GIVEN INSTRUCTION
Scan the lines below; pull out those with "Pixel".

## BEGIN DATASET RECORDS

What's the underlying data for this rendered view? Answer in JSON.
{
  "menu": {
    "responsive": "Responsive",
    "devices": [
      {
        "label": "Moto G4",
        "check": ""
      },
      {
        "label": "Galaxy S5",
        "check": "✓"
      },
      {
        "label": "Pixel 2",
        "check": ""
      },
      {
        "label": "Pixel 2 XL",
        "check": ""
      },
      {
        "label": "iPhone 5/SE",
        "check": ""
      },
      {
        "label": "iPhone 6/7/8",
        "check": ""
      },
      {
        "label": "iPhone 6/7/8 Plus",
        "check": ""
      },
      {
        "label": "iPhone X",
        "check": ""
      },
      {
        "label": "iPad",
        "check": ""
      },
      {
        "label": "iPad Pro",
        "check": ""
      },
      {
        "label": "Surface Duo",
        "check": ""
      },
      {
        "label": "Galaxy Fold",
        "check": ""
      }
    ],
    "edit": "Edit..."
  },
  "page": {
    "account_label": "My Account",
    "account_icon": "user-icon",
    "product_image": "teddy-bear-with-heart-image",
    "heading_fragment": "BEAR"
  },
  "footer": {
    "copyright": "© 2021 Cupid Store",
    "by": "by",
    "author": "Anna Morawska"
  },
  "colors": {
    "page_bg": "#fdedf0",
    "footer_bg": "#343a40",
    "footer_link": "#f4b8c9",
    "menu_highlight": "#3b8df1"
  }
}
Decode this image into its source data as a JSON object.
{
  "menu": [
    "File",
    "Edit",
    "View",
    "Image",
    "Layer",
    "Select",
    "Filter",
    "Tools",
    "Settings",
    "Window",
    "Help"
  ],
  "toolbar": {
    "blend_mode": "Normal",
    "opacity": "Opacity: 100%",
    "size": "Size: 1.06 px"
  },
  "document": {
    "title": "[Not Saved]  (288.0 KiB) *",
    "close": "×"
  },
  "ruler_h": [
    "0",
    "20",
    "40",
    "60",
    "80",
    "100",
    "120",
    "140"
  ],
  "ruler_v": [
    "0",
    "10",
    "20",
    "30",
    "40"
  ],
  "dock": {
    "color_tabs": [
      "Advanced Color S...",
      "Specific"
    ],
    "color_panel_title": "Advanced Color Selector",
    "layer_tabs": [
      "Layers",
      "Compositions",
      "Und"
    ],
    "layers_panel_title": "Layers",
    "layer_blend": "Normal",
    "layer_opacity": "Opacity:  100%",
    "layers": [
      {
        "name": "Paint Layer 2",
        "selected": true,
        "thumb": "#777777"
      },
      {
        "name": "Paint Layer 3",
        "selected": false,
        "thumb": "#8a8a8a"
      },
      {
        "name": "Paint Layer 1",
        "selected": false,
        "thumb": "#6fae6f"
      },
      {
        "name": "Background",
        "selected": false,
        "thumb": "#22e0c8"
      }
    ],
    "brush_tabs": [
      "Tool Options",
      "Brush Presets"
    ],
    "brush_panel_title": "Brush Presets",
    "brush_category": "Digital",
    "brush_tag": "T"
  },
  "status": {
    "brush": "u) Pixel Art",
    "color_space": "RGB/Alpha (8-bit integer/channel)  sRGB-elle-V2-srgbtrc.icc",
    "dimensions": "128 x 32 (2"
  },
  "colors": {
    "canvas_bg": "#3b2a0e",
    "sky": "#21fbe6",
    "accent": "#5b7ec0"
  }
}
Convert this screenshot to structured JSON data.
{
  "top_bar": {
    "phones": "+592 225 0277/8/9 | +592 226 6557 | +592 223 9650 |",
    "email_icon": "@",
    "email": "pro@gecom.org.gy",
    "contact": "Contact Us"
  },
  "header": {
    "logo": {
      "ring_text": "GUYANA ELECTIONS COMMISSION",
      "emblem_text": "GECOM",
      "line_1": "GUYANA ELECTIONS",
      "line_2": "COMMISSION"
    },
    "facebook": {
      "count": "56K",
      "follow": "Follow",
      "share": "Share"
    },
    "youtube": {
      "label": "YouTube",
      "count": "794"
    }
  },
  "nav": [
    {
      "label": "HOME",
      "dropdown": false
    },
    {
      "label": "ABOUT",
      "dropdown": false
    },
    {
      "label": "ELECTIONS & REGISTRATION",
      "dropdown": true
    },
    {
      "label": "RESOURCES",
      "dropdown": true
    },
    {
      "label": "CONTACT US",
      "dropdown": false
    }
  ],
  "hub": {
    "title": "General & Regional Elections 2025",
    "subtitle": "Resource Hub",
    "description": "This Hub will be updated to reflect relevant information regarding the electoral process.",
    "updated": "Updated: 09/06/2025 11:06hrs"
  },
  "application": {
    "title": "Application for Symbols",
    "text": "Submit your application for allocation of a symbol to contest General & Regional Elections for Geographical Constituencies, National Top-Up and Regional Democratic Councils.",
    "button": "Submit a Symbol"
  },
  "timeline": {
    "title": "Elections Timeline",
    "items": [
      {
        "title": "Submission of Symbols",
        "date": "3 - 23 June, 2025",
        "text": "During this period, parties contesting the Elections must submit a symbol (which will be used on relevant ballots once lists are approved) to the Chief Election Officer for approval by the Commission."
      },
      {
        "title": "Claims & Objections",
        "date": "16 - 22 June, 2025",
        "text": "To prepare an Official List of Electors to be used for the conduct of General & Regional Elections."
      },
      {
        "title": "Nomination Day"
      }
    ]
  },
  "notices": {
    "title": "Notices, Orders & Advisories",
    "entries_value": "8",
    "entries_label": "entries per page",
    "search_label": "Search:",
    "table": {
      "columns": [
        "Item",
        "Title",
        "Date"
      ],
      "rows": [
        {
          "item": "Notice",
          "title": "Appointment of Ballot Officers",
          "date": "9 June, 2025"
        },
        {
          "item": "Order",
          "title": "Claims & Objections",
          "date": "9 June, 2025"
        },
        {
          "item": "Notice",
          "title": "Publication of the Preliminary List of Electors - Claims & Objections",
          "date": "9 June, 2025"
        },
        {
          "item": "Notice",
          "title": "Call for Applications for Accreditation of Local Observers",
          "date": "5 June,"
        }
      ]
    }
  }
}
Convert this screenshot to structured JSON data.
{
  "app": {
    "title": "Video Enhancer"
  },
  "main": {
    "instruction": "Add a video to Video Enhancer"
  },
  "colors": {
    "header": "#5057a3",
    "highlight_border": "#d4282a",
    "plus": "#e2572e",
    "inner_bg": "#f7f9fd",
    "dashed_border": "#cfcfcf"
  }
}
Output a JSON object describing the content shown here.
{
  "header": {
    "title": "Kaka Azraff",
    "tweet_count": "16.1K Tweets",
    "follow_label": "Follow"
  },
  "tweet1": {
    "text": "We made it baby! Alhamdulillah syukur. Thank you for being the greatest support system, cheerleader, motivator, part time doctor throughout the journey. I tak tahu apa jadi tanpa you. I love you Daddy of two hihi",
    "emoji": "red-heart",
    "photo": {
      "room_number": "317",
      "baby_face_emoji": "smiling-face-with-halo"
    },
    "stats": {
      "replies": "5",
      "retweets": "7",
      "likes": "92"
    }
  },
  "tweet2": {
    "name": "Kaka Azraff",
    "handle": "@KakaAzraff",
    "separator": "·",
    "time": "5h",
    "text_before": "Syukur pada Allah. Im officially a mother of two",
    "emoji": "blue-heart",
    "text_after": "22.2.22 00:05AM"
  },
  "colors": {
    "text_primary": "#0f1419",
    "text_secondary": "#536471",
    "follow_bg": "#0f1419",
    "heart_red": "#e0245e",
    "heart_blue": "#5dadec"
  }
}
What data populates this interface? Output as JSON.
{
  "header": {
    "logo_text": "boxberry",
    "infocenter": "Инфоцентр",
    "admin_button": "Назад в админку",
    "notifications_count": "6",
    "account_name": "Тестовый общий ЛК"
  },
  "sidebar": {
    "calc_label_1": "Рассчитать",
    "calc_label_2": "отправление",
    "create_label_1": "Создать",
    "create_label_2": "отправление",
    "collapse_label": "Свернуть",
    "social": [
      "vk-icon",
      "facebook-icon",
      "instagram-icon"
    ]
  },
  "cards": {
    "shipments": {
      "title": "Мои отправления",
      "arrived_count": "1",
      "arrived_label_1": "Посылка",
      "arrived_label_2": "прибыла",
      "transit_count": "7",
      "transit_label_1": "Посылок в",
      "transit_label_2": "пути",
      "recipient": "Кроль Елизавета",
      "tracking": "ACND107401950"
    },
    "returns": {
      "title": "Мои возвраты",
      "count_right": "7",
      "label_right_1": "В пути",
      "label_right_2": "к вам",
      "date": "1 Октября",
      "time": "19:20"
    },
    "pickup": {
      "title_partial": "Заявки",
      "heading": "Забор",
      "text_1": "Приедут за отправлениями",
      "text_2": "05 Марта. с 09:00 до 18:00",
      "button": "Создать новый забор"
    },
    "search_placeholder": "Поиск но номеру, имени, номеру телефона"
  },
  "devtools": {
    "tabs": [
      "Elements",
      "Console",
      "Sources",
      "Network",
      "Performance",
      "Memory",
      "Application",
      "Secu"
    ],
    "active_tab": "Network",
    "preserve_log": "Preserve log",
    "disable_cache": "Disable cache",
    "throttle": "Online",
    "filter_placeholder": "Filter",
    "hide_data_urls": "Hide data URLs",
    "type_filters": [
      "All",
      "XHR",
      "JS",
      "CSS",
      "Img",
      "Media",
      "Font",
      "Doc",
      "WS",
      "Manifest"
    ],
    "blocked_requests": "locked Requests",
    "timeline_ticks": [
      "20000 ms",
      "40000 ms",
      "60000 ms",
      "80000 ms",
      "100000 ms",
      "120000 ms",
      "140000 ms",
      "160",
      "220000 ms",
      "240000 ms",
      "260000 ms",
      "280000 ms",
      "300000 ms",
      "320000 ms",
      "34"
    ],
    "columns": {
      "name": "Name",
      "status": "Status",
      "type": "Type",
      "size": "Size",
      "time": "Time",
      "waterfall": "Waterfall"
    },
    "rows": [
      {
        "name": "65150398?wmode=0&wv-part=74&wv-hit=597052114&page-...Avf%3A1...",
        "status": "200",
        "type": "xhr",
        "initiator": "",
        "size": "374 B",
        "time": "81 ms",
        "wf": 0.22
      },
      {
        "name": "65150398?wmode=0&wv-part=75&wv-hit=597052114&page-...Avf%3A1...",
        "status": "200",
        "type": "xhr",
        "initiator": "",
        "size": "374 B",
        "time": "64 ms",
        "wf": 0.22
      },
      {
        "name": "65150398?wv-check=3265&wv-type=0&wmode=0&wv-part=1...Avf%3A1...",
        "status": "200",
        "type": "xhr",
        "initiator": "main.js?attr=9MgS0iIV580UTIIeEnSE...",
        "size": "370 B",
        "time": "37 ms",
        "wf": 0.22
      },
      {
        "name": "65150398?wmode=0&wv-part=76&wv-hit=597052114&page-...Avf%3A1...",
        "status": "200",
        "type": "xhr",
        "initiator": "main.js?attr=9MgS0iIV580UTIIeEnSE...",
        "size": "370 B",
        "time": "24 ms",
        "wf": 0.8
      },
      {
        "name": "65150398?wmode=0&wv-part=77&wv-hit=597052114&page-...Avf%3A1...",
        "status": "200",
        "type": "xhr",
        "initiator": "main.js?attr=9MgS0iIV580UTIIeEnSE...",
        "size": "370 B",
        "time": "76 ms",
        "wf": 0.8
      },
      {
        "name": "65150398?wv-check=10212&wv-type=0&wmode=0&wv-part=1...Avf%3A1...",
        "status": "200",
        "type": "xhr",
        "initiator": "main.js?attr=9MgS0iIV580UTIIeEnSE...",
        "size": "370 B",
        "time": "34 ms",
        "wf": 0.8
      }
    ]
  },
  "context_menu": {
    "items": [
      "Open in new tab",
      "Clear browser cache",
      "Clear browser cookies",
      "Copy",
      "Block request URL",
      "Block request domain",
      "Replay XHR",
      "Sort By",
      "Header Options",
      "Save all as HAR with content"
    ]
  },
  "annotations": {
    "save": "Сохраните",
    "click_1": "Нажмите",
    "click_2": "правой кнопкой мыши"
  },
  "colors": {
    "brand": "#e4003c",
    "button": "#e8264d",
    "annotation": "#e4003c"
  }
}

## END DATASET RECORDS

RESPONSE
        "label": "Pixel 2",
        "label": "Pixel 2 XL",
    "brush": "u) Pixel Art",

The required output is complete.